◆ **EXERCISE INSTRUCTIONS**
Repeat each line exactly, leaving nothing out.
+++ DATA SECTION
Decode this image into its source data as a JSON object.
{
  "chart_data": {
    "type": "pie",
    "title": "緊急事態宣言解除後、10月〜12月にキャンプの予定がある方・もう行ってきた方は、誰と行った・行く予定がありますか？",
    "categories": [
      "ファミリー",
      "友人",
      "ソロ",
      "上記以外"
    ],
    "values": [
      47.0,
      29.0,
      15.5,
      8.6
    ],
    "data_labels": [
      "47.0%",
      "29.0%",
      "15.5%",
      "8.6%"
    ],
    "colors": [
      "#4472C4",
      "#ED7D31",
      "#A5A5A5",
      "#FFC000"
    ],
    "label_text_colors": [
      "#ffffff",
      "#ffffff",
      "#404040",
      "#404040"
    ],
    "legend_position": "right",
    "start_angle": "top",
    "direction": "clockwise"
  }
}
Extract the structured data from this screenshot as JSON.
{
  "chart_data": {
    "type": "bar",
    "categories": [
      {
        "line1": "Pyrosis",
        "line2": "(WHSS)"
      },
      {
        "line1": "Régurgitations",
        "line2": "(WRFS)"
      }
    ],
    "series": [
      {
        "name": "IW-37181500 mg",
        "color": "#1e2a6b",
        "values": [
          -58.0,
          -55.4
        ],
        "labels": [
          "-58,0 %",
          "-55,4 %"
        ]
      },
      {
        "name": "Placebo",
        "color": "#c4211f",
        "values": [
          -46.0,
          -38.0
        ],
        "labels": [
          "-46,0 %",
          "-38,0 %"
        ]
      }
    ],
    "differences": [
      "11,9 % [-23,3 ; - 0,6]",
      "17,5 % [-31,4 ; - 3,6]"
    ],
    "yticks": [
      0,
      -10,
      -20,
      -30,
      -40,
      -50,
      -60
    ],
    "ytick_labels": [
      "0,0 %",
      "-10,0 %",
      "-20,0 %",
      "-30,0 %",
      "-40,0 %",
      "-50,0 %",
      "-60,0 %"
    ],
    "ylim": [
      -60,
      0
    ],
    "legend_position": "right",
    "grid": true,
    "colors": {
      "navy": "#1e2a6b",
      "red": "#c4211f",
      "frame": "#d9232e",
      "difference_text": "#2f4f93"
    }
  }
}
++++++
◆ **EXERCISE SOLUTION**
Decode this image into its source data as a JSON object.
{
  "chart_data": {
    "type": "pie",
    "title": "緊急事態宣言解除後、10月〜12月にキャンプの予定がある方・もう行ってきた方は、誰と行った・行く予定がありますか？",
    "categories": [
      "ファミリー",
      "友人",
      "ソロ",
      "上記以外"
    ],
    "values": [
      47.0,
      29.0,
      15.5,
      8.6
    ],
    "data_labels": [
      "47.0%",
      "29.0%",
      "15.5%",
      "8.6%"
    ],
    "colors": [
      "#4472C4",
      "#ED7D31",
      "#A5A5A5",
      "#FFC000"
    ],
    "label_text_colors": [
      "#ffffff",
      "#ffffff",
      "#404040",
      "#404040"
    ],
    "legend_position": "right",
    "start_angle": "top",
    "direction": "clockwise"
  }
}
Extract the structured data from this screenshot as JSON.
{
  "chart_data": {
    "type": "bar",
    "categories": [
      {
        "line1": "Pyrosis",
        "line2": "(WHSS)"
      },
      {
        "line1": "Régurgitations",
        "line2": "(WRFS)"
      }
    ],
    "series": [
      {
        "name": "IW-37181500 mg",
        "color": "#1e2a6b",
        "values": [
          -58.0,
          -55.4
        ],
        "labels": [
          "-58,0 %",
          "-55,4 %"
        ]
      },
      {
        "name": "Placebo",
        "color": "#c4211f",
        "values": [
          -46.0,
          -38.0
        ],
        "labels": [
          "-46,0 %",
          "-38,0 %"
        ]
      }
    ],
    "differences": [
      "11,9 % [-23,3 ; - 0,6]",
      "17,5 % [-31,4 ; - 3,6]"
    ],
    "yticks": [
      0,
      -10,
      -20,
      -30,
      -40,
      -50,
      -60
    ],
    "ytick_labels": [
      "0,0 %",
      "-10,0 %",
      "-20,0 %",
      "-30,0 %",
      "-40,0 %",
      "-50,0 %",
      "-60,0 %"
    ],
    "ylim": [
      -60,
      0
    ],
    "legend_position": "right",
    "grid": true,
    "colors": {
      "navy": "#1e2a6b",
      "red": "#c4211f",
      "frame": "#d9232e",
      "difference_text": "#2f4f93"
    }
  }
}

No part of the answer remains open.